▸ **RAW DATA**
#####

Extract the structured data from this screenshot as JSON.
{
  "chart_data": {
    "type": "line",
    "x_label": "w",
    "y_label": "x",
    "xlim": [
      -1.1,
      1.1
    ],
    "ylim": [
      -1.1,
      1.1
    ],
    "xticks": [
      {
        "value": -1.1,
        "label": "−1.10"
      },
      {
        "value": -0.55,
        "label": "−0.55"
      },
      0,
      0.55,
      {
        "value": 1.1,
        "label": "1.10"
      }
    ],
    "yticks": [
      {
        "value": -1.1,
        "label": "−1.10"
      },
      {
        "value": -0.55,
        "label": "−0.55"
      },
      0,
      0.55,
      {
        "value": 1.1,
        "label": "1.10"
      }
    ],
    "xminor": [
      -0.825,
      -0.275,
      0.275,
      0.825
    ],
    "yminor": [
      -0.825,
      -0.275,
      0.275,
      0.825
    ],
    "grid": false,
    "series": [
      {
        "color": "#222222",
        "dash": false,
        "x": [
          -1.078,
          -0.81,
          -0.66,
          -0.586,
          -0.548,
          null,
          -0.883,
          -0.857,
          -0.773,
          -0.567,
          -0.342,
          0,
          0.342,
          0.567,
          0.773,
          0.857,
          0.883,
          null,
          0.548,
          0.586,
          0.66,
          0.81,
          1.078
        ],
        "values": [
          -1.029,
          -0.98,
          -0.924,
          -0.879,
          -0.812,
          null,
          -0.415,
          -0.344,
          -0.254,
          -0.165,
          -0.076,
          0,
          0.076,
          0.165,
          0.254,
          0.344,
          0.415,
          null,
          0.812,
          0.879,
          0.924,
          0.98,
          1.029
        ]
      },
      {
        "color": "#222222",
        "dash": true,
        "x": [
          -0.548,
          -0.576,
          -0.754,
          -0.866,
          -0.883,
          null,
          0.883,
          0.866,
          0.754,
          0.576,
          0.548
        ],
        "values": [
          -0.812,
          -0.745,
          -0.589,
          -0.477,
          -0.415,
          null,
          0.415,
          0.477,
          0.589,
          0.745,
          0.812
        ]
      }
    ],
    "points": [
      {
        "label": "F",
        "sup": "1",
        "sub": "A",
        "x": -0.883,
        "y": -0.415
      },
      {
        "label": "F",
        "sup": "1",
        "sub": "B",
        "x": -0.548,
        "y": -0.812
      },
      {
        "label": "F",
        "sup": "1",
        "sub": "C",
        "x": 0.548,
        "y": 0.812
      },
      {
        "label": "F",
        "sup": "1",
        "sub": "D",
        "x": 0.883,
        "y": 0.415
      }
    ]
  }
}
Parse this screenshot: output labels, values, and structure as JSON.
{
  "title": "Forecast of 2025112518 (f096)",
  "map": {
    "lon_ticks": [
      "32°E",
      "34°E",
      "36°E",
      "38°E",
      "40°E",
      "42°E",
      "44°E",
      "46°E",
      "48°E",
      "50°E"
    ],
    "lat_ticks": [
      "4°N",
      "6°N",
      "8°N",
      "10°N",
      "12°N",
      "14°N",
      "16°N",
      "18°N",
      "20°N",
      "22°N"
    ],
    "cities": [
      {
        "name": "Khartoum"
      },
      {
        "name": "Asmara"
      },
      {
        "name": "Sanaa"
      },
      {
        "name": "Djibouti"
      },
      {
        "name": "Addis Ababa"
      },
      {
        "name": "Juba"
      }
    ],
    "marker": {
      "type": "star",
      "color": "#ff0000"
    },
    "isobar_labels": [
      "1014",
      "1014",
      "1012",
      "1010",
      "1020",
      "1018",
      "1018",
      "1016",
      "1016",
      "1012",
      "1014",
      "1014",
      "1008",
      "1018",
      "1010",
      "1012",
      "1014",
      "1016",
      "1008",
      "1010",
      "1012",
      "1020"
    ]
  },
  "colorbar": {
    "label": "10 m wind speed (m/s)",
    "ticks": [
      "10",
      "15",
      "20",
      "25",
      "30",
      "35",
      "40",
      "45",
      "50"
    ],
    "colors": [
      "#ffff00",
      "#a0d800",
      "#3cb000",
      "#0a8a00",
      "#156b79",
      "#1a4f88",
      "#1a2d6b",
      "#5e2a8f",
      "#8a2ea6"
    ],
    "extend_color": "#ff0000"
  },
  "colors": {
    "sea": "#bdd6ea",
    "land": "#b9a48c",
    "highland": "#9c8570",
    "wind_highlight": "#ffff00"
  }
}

#####

▸ **BRIEF**
In the entries above, find each line with the word "this" and copy it.

▸ **FINAL ANSWER**
Extract the structured data from this screenshot as JSON.
Parse this screenshot: output labels, values, and structure as JSON.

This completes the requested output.